→ Set task: Using the listing below, please gather every line containing the word "Test".

(Recorded data)
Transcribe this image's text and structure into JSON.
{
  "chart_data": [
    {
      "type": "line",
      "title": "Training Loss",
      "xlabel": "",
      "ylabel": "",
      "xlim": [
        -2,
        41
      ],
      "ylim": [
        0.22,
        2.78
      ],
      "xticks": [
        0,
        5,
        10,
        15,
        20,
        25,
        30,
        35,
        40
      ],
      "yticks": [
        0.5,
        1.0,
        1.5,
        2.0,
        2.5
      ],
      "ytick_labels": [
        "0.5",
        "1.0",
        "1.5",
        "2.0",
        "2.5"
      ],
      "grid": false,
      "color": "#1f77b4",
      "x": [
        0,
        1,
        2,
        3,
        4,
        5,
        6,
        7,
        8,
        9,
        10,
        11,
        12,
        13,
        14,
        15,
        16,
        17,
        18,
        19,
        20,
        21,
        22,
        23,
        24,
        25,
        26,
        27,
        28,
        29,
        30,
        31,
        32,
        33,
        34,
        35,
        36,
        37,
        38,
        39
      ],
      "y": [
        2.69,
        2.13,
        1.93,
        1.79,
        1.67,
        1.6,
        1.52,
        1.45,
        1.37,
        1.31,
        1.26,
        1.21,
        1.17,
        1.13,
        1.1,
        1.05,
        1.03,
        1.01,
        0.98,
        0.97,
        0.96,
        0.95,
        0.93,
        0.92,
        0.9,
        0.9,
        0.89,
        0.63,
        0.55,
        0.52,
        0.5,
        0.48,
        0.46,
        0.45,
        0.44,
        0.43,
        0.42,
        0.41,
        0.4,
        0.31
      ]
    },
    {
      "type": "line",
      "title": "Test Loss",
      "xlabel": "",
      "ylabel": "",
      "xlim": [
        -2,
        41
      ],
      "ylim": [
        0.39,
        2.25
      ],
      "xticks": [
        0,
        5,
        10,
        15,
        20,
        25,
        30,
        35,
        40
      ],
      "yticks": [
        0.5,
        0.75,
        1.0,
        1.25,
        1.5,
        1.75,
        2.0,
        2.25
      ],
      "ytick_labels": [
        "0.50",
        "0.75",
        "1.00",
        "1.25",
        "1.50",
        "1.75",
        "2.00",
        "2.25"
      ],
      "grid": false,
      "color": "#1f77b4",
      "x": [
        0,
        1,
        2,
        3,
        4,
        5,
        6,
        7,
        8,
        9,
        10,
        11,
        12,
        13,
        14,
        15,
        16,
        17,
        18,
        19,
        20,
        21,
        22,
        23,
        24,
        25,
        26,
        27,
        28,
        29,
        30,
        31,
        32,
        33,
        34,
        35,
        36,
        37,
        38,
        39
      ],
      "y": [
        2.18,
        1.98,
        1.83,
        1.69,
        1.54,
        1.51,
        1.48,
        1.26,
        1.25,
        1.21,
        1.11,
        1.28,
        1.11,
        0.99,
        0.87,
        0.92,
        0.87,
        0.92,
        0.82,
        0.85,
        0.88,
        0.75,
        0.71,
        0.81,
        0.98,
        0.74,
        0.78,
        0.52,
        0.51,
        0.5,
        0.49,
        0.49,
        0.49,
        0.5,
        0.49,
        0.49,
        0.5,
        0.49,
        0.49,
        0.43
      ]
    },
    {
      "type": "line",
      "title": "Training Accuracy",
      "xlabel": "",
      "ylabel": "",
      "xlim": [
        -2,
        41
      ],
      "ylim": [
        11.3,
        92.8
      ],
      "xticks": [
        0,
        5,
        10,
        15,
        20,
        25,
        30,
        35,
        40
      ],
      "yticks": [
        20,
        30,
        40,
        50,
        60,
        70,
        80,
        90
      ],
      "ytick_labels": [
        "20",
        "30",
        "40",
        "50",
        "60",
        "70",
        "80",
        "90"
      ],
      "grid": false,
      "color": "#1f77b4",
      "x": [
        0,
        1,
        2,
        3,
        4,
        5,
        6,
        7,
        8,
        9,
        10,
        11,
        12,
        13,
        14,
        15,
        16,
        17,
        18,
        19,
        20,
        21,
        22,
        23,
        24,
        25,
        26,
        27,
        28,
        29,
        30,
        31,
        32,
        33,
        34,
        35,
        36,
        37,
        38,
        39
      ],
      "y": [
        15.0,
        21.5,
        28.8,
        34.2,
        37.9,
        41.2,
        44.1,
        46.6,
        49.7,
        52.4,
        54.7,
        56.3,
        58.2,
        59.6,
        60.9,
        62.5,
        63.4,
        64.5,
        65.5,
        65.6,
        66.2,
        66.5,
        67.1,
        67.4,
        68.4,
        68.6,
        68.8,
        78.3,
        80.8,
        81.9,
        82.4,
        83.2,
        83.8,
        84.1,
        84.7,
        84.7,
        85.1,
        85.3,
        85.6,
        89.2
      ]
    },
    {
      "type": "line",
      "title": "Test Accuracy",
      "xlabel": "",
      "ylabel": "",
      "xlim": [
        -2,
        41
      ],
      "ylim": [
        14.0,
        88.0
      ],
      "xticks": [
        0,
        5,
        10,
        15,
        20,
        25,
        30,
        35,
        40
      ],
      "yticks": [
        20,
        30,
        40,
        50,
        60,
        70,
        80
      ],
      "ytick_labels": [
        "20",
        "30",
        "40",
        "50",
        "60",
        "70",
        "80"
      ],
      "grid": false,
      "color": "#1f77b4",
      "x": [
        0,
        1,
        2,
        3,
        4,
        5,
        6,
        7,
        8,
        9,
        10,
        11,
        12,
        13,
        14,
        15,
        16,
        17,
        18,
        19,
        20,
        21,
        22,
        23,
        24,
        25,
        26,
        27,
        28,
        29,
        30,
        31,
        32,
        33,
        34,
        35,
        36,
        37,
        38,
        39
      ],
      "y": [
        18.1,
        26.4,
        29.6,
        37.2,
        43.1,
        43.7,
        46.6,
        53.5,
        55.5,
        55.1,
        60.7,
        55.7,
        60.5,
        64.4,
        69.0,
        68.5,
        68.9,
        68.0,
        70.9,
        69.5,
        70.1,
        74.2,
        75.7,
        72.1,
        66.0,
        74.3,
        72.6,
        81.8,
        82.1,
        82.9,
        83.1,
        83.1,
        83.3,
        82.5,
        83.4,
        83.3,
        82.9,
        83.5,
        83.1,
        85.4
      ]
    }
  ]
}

---

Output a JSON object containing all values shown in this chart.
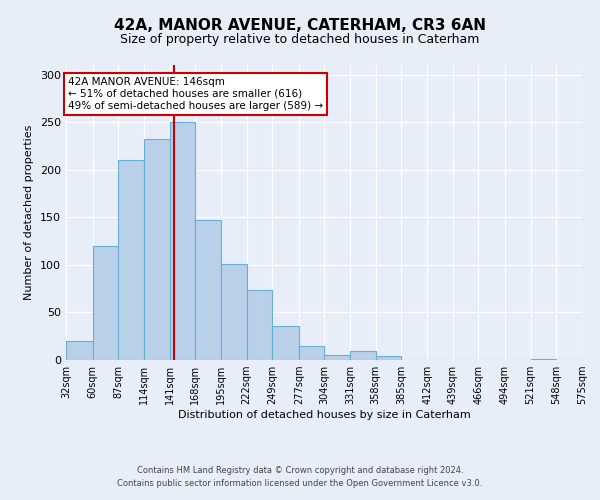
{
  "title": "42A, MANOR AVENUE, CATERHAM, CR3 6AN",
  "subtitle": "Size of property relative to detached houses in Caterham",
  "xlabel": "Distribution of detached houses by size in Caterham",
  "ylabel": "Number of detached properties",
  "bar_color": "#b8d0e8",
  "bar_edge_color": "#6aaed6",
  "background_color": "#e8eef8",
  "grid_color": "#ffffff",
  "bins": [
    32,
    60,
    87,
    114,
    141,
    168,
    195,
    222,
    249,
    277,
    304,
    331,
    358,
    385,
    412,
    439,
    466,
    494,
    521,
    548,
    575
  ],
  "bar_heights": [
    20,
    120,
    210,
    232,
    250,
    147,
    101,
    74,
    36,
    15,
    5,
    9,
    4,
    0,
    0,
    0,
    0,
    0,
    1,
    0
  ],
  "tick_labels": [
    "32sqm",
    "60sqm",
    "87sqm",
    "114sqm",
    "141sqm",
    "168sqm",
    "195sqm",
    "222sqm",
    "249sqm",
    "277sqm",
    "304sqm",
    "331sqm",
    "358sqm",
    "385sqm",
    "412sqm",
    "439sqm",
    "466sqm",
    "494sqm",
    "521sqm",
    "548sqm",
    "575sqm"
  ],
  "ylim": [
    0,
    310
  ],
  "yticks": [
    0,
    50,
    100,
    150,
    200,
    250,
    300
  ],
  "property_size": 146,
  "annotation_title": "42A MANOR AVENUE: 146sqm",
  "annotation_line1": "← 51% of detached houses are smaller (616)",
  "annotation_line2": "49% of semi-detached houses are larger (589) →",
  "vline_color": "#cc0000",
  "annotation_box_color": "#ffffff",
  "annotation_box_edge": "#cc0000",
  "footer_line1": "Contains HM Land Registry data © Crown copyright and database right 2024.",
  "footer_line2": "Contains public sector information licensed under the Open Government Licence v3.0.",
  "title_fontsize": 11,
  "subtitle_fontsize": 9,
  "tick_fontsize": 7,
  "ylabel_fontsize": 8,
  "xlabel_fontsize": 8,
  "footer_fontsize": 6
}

→ Answer to this task:
      "title": "Test Loss",
      "title": "Test Accuracy",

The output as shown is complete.